▶ [TASK]: Review the material and extract every line in which the word "Fourier" occurs.
START
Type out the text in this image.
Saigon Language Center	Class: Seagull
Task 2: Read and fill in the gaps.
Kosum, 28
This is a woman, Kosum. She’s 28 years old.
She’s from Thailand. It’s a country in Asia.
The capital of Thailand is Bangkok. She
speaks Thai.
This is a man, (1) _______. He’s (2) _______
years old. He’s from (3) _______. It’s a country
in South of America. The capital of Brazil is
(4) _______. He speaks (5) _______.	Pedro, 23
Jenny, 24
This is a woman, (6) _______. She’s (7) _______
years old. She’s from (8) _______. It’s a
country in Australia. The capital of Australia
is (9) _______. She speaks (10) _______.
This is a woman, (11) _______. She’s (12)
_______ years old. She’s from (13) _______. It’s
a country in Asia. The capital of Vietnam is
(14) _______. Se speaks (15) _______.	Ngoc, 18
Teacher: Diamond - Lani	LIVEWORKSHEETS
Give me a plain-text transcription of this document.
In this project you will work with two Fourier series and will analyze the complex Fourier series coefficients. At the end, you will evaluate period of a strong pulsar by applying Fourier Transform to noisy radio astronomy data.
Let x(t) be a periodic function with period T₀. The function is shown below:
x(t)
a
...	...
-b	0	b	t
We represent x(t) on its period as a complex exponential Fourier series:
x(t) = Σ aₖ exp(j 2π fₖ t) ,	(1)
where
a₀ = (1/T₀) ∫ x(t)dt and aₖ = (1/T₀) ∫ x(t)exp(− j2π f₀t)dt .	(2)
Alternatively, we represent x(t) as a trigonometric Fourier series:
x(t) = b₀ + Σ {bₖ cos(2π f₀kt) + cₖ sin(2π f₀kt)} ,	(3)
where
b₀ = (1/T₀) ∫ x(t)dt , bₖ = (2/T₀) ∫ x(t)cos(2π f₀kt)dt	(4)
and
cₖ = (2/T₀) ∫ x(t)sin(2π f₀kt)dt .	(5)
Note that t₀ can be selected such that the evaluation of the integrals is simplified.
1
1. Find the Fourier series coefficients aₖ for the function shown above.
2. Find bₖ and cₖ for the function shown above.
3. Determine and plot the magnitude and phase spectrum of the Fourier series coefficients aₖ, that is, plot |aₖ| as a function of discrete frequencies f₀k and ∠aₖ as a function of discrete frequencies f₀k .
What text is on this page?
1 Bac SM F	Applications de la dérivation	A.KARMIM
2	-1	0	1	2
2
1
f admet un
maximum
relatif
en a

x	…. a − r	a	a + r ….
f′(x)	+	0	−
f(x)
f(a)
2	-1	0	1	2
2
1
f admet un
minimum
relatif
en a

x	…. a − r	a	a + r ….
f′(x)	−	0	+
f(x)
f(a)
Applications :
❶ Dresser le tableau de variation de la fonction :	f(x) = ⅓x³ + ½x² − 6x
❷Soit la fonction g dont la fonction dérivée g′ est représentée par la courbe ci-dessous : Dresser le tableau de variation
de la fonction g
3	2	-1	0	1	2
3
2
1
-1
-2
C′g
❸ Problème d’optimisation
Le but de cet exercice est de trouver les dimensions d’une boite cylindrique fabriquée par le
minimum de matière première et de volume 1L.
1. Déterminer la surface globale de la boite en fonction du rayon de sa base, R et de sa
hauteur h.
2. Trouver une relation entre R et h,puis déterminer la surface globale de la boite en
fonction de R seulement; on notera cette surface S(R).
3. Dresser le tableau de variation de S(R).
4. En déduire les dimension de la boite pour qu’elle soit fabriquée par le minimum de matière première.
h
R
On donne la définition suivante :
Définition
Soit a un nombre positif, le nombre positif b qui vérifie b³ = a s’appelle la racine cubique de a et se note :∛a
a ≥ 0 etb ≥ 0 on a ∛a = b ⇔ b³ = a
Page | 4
END
▶ [OUTPUT OF THE TASK]:
In this project you will work with two Fourier series and will analyze the complex Fourier series coefficients. At the end, you will evaluate period of a strong pulsar by applying Fourier Transform to noisy radio astronomy data.
We represent x(t) on its period as a complex exponential Fourier series:
Alternatively, we represent x(t) as a trigonometric Fourier series:
1. Find the Fourier series coefficients aₖ for the function shown above.
3. Determine and plot the magnitude and phase spectrum of the Fourier series coefficients aₖ, that is, plot |aₖ| as a function of discrete frequencies f₀k and ∠aₖ as a function of discrete frequencies f₀k .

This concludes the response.